## [Records for this task]
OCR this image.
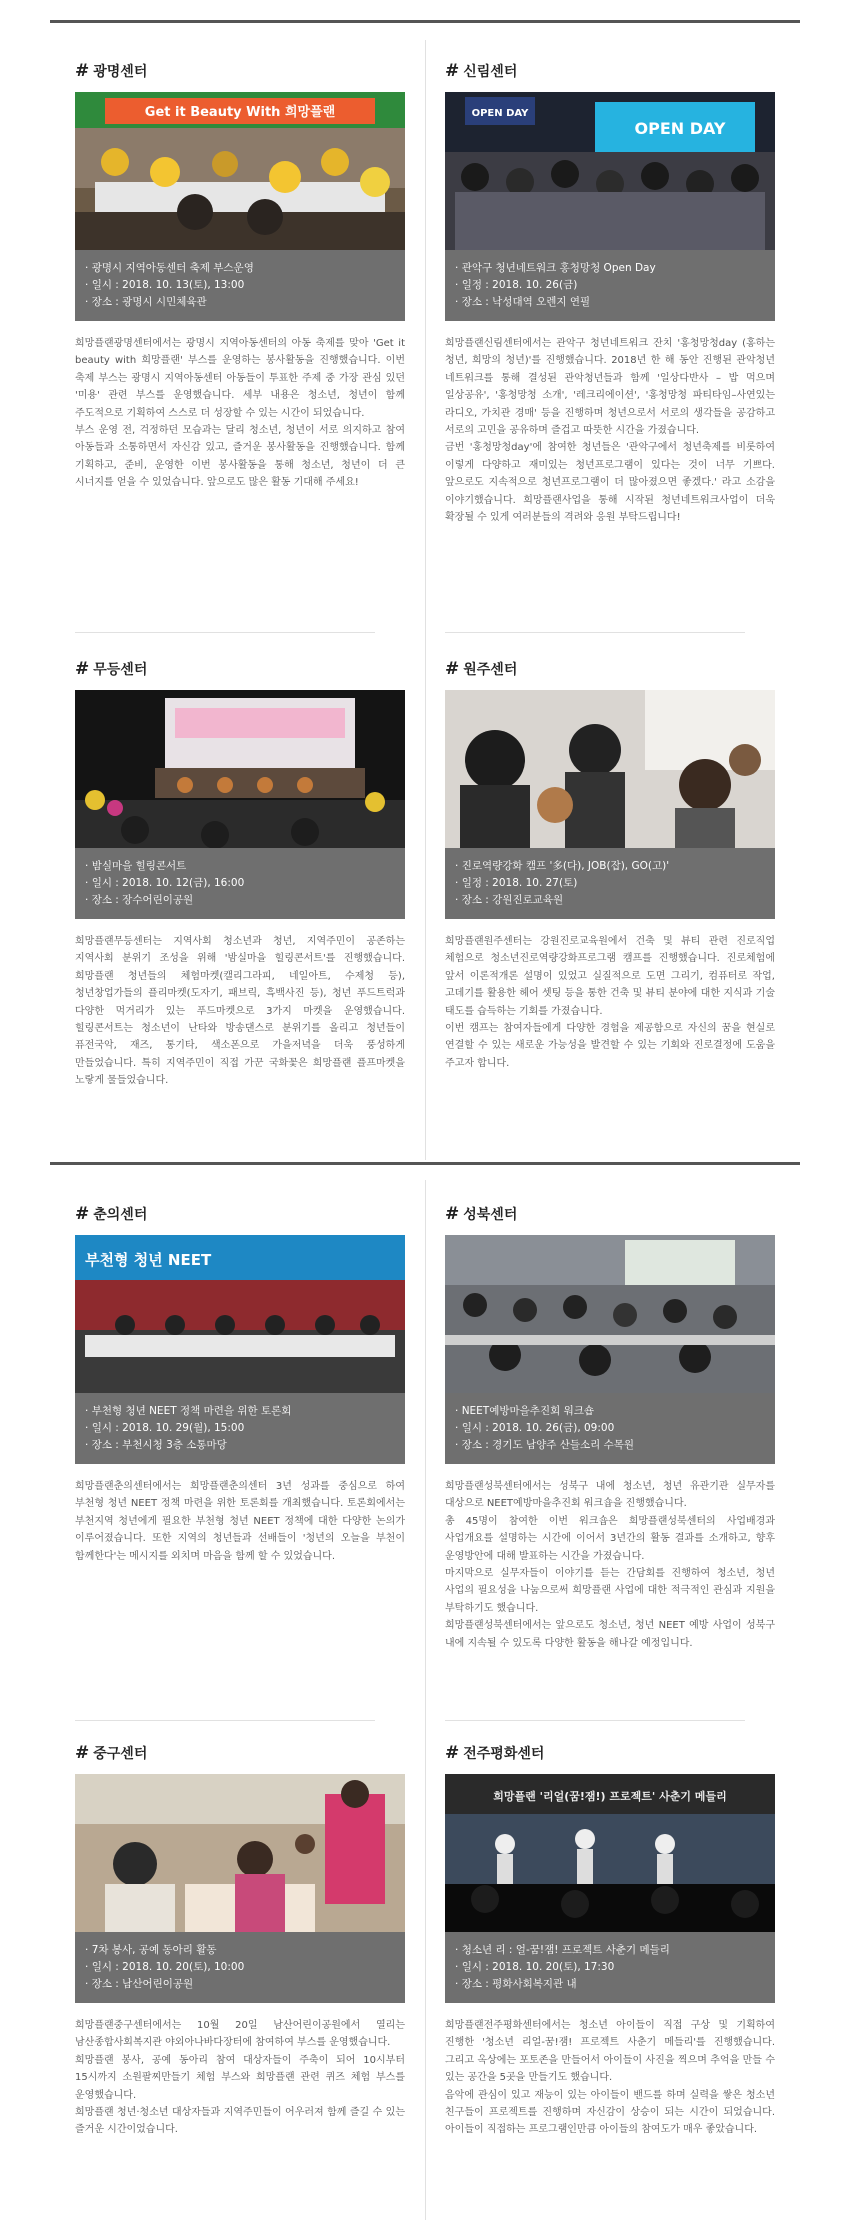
# 광명센터
Get it Beauty With 희망플랜
· 광명시 지역아동센터 축제 부스운영
· 일시 : 2018. 10. 13(토), 13:00
· 장소 : 광명시 시민체육관

희망플랜광명센터에서는 광명시 지역아동센터의 아동 축제를 맞아 'Get it beauty with 희망플랜' 부스를 운영하는 봉사활동을 진행했습니다. 이번 축제 부스는 광명시 지역아동센터 아동들이 투표한 주제 중 가장 관심 있던 '미용' 관련 부스를 운영했습니다. 세부 내용은 청소년, 청년이 함께 주도적으로 기획하여 스스로 더 성장할 수 있는 시간이 되었습니다.

부스 운영 전, 걱정하던 모습과는 달리 청소년, 청년이 서로 의지하고 참여 아동들과 소통하면서 자신감 있고, 즐거운 봉사활동을 진행했습니다. 함께 기획하고, 준비, 운영한 이번 봉사활동을 통해 청소년, 청년이 더 큰 시너지를 얻을 수 있었습니다. 앞으로도 많은 활동 기대해 주세요!

# 신림센터
OPEN DAY
OPEN DAY
· 관악구 청년네트워크 홍청망청 Open Day
· 일정 : 2018. 10. 26(금)
· 장소 : 낙성대역 오렌지 연필

희망플랜신림센터에서는 관악구 청년네트워크 잔치 '홍청망청day (홍하는 청년, 희망의 청년)'를 진행했습니다. 2018년 한 해 동안 진행된 관악청년 네트워크를 통해 결성된 관악청년들과 함께 '일상다반사 – 밥 먹으며 일상공유', '홍청망청 소개', '레크리에이션', '홍청망청 파티타임–사연있는 라디오, 가치관 경매' 등을 진행하며 청년으로서 서로의 생각들을 공감하고 서로의 고민을 공유하며 즐겁고 따뜻한 시간을 가졌습니다.

금번 '홍청망청day'에 참여한 청년들은 '관악구에서 청년축제를 비롯하여 이렇게 다양하고 재미있는 청년프로그램이 있다는 것이 너무 기쁘다. 앞으로도 지속적으로 청년프로그램이 더 많아졌으면 좋겠다.' 라고 소감을 이야기했습니다. 희망플랜사업을 통해 시작된 청년네트워크사업이 더욱 확장될 수 있게 여러분들의 격려와 응원 부탁드립니다!

# 무등센터
· 밤실마을 힐링콘서트
· 일시 : 2018. 10. 12(금), 16:00
· 장소 : 장수어린이공원

희망플랜무등센터는 지역사회 청소년과 청년, 지역주민이 공존하는 지역사회 분위기 조성을 위해 '밤실마을 힐링콘서트'를 진행했습니다. 희망플랜 청년들의 체험마켓(캘리그라피, 네일아트, 수제청 등), 청년창업가들의 플리마켓(도자기, 패브릭, 흑백사진 등), 청년 푸드트럭과 다양한 먹거리가 있는 푸드마켓으로 3가지 마켓을 운영했습니다. 힐링콘서트는 청소년이 난타와 방송댄스로 분위기를 올리고 청년들이 퓨전국악, 재즈, 통기타, 색소폰으로 가을저녁을 더욱 풍성하게 만들었습니다. 특히 지역주민이 직접 가꾼 국화꽃은 희망플랜 플프마켓을 노랗게 물들었습니다.

# 원주센터
· 진로역량강화 캠프 '多(다), JOB(잡), GO(고)'
· 일정 : 2018. 10. 27(토)
· 장소 : 강원진로교육원

희망플랜원주센터는 강원진로교육원에서 건축 및 뷰티 관련 진로직업 체험으로 청소년진로역량강화프로그램 캠프를 진행했습니다. 진로체험에 앞서 이론적개론 설명이 있었고 실질적으로 도면 그리기, 컴퓨터로 작업, 고데기를 활용한 헤어 셋팅 등을 통한 건축 및 뷰티 분야에 대한 지식과 기술 태도를 습득하는 기회를 가졌습니다.

이번 캠프는 참여자들에게 다양한 경험을 제공함으로 자신의 꿈을 현실로 연결할 수 있는 새로운 가능성을 발견할 수 있는 기회와 진로결정에 도움을 주고자 합니다.

# 춘의센터
부천형 청년 NEET
· 부천형 청년 NEET 정책 마련을 위한 토론회
· 일시 : 2018. 10. 29(월), 15:00
· 장소 : 부천시청 3층 소통마당

희망플랜춘의센터에서는 희망플랜춘의센터 3년 성과를 중심으로 하여 부천형 청년 NEET 정책 마련을 위한 토론회를 개최했습니다. 토론회에서는 부천지역 청년에게 필요한 부천형 청년 NEET 정책에 대한 다양한 논의가 이루어졌습니다. 또한 지역의 청년들과 선배들이 '청년의 오늘을 부천이 함께한다'는 메시지를 외치며 마음을 함께 할 수 있었습니다.

# 성북센터
· NEET예방마을추진회 워크숍
· 일시 : 2018. 10. 26(금), 09:00
· 장소 : 경기도 남양주 산들소리 수목원

희망플랜성북센터에서는 성북구 내에 청소년, 청년 유관기관 실무자를 대상으로 NEET예방마을추진회 워크숍을 진행했습니다.

총 45명이 참여한 이번 워크숍은 희망플랜성북센터의 사업배경과 사업개요를 설명하는 시간에 이어서 3년간의 활동 결과를 소개하고, 향후 운영방안에 대해 발표하는 시간을 가졌습니다.

마지막으로 실무자들이 이야기를 듣는 간담회를 진행하여 청소년, 청년 사업의 필요성을 나눔으로써 희망플랜 사업에 대한 적극적인 관심과 지원을 부탁하기도 했습니다.

희망플랜성북센터에서는 앞으로도 청소년, 청년 NEET 예방 사업이 성북구 내에 지속될 수 있도록 다양한 활동을 해나갈 예정입니다.

# 중구센터
· 7차 봉사, 공예 동아리 활동
· 일시 : 2018. 10. 20(토), 10:00
· 장소 : 남산어린이공원

희망플랜중구센터에서는 10월 20일 남산어린이공원에서 열리는 남산종합사회복지관 야외아나바다장터에 참여하여 부스를 운영했습니다.

희망플랜 봉사, 공예 동아리 참여 대상자들이 주축이 되어 10시부터 15시까지 소원팔찌만들기 체험 부스와 희망플랜 관련 퀴즈 체험 부스를 운영했습니다.

희망플랜 청년·청소년 대상자들과 지역주민들이 어우러져 함께 즐길 수 있는 즐거운 시간이었습니다.

# 전주평화센터
희망플랜 '리얼(꿈!잼!) 프로젝트' 사춘기 메들리
· 청소년 리 : 얼-꿈!잼! 프로젝트 사춘기 메들리
· 일시 : 2018. 10. 20(토), 17:30
· 장소 : 평화사회복지관 내

희망플랜전주평화센터에서는 청소년 아이들이 직접 구상 및 기획하여 진행한 '청소년 리얼-꿈!잼! 프로젝트 사춘기 메들리'를 진행했습니다. 그리고 옥상에는 포토존을 만들어서 아이들이 사진을 찍으며 추억을 만들 수 있는 공간을 5곳을 만들기도 했습니다.

음악에 관심이 있고 재능이 있는 아이들이 밴드를 하며 실력을 쌓은 청소년 친구들이 프로젝트를 진행하며 자신감이 상승이 되는 시간이 되었습니다. 아이들이 직접하는 프로그램인만큼 아이들의 참여도가 매우 좋았습니다.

## [Given instruction]
In this exercise, set down all of the data exactly, without the pictures.

## [Output below]
OCR this image.
# 광명센터
Get it Beauty With 희망플랜
· 광명시 지역아동센터 축제 부스운영
· 일시 : 2018. 10. 13(토), 13:00
· 장소 : 광명시 시민체육관

희망플랜광명센터에서는 광명시 지역아동센터의 아동 축제를 맞아 'Get it beauty with 희망플랜' 부스를 운영하는 봉사활동을 진행했습니다. 이번 축제 부스는 광명시 지역아동센터 아동들이 투표한 주제 중 가장 관심 있던 '미용' 관련 부스를 운영했습니다. 세부 내용은 청소년, 청년이 함께 주도적으로 기획하여 스스로 더 성장할 수 있는 시간이 되었습니다.

부스 운영 전, 걱정하던 모습과는 달리 청소년, 청년이 서로 의지하고 참여 아동들과 소통하면서 자신감 있고, 즐거운 봉사활동을 진행했습니다. 함께 기획하고, 준비, 운영한 이번 봉사활동을 통해 청소년, 청년이 더 큰 시너지를 얻을 수 있었습니다. 앞으로도 많은 활동 기대해 주세요!

# 신림센터
OPEN DAY
OPEN DAY
· 관악구 청년네트워크 홍청망청 Open Day
· 일정 : 2018. 10. 26(금)
· 장소 : 낙성대역 오렌지 연필

희망플랜신림센터에서는 관악구 청년네트워크 잔치 '홍청망청day (홍하는 청년, 희망의 청년)'를 진행했습니다. 2018년 한 해 동안 진행된 관악청년 네트워크를 통해 결성된 관악청년들과 함께 '일상다반사 – 밥 먹으며 일상공유', '홍청망청 소개', '레크리에이션', '홍청망청 파티타임–사연있는 라디오, 가치관 경매' 등을 진행하며 청년으로서 서로의 생각들을 공감하고 서로의 고민을 공유하며 즐겁고 따뜻한 시간을 가졌습니다.

금번 '홍청망청day'에 참여한 청년들은 '관악구에서 청년축제를 비롯하여 이렇게 다양하고 재미있는 청년프로그램이 있다는 것이 너무 기쁘다. 앞으로도 지속적으로 청년프로그램이 더 많아졌으면 좋겠다.' 라고 소감을 이야기했습니다. 희망플랜사업을 통해 시작된 청년네트워크사업이 더욱 확장될 수 있게 여러분들의 격려와 응원 부탁드립니다!

# 무등센터
· 밤실마을 힐링콘서트
· 일시 : 2018. 10. 12(금), 16:00
· 장소 : 장수어린이공원

희망플랜무등센터는 지역사회 청소년과 청년, 지역주민이 공존하는 지역사회 분위기 조성을 위해 '밤실마을 힐링콘서트'를 진행했습니다. 희망플랜 청년들의 체험마켓(캘리그라피, 네일아트, 수제청 등), 청년창업가들의 플리마켓(도자기, 패브릭, 흑백사진 등), 청년 푸드트럭과 다양한 먹거리가 있는 푸드마켓으로 3가지 마켓을 운영했습니다. 힐링콘서트는 청소년이 난타와 방송댄스로 분위기를 올리고 청년들이 퓨전국악, 재즈, 통기타, 색소폰으로 가을저녁을 더욱 풍성하게 만들었습니다. 특히 지역주민이 직접 가꾼 국화꽃은 희망플랜 플프마켓을 노랗게 물들었습니다.

# 원주센터
· 진로역량강화 캠프 '多(다), JOB(잡), GO(고)'
· 일정 : 2018. 10. 27(토)
· 장소 : 강원진로교육원

희망플랜원주센터는 강원진로교육원에서 건축 및 뷰티 관련 진로직업 체험으로 청소년진로역량강화프로그램 캠프를 진행했습니다. 진로체험에 앞서 이론적개론 설명이 있었고 실질적으로 도면 그리기, 컴퓨터로 작업, 고데기를 활용한 헤어 셋팅 등을 통한 건축 및 뷰티 분야에 대한 지식과 기술 태도를 습득하는 기회를 가졌습니다.

이번 캠프는 참여자들에게 다양한 경험을 제공함으로 자신의 꿈을 현실로 연결할 수 있는 새로운 가능성을 발견할 수 있는 기회와 진로결정에 도움을 주고자 합니다.

# 춘의센터
부천형 청년 NEET
· 부천형 청년 NEET 정책 마련을 위한 토론회
· 일시 : 2018. 10. 29(월), 15:00
· 장소 : 부천시청 3층 소통마당

희망플랜춘의센터에서는 희망플랜춘의센터 3년 성과를 중심으로 하여 부천형 청년 NEET 정책 마련을 위한 토론회를 개최했습니다. 토론회에서는 부천지역 청년에게 필요한 부천형 청년 NEET 정책에 대한 다양한 논의가 이루어졌습니다. 또한 지역의 청년들과 선배들이 '청년의 오늘을 부천이 함께한다'는 메시지를 외치며 마음을 함께 할 수 있었습니다.

# 성북센터
· NEET예방마을추진회 워크숍
· 일시 : 2018. 10. 26(금), 09:00
· 장소 : 경기도 남양주 산들소리 수목원

희망플랜성북센터에서는 성북구 내에 청소년, 청년 유관기관 실무자를 대상으로 NEET예방마을추진회 워크숍을 진행했습니다.

총 45명이 참여한 이번 워크숍은 희망플랜성북센터의 사업배경과 사업개요를 설명하는 시간에 이어서 3년간의 활동 결과를 소개하고, 향후 운영방안에 대해 발표하는 시간을 가졌습니다.

마지막으로 실무자들이 이야기를 듣는 간담회를 진행하여 청소년, 청년 사업의 필요성을 나눔으로써 희망플랜 사업에 대한 적극적인 관심과 지원을 부탁하기도 했습니다.

희망플랜성북센터에서는 앞으로도 청소년, 청년 NEET 예방 사업이 성북구 내에 지속될 수 있도록 다양한 활동을 해나갈 예정입니다.

# 중구센터
· 7차 봉사, 공예 동아리 활동
· 일시 : 2018. 10. 20(토), 10:00
· 장소 : 남산어린이공원

희망플랜중구센터에서는 10월 20일 남산어린이공원에서 열리는 남산종합사회복지관 야외아나바다장터에 참여하여 부스를 운영했습니다.

희망플랜 봉사, 공예 동아리 참여 대상자들이 주축이 되어 10시부터 15시까지 소원팔찌만들기 체험 부스와 희망플랜 관련 퀴즈 체험 부스를 운영했습니다.

희망플랜 청년·청소년 대상자들과 지역주민들이 어우러져 함께 즐길 수 있는 즐거운 시간이었습니다.

# 전주평화센터
희망플랜 '리얼(꿈!잼!) 프로젝트' 사춘기 메들리
· 청소년 리 : 얼-꿈!잼! 프로젝트 사춘기 메들리
· 일시 : 2018. 10. 20(토), 17:30
· 장소 : 평화사회복지관 내

희망플랜전주평화센터에서는 청소년 아이들이 직접 구상 및 기획하여 진행한 '청소년 리얼-꿈!잼! 프로젝트 사춘기 메들리'를 진행했습니다. 그리고 옥상에는 포토존을 만들어서 아이들이 사진을 찍으며 추억을 만들 수 있는 공간을 5곳을 만들기도 했습니다.

음악에 관심이 있고 재능이 있는 아이들이 밴드를 하며 실력을 쌓은 청소년 친구들이 프로젝트를 진행하며 자신감이 상승이 되는 시간이 되었습니다. 아이들이 직접하는 프로그램인만큼 아이들의 참여도가 매우 좋았습니다.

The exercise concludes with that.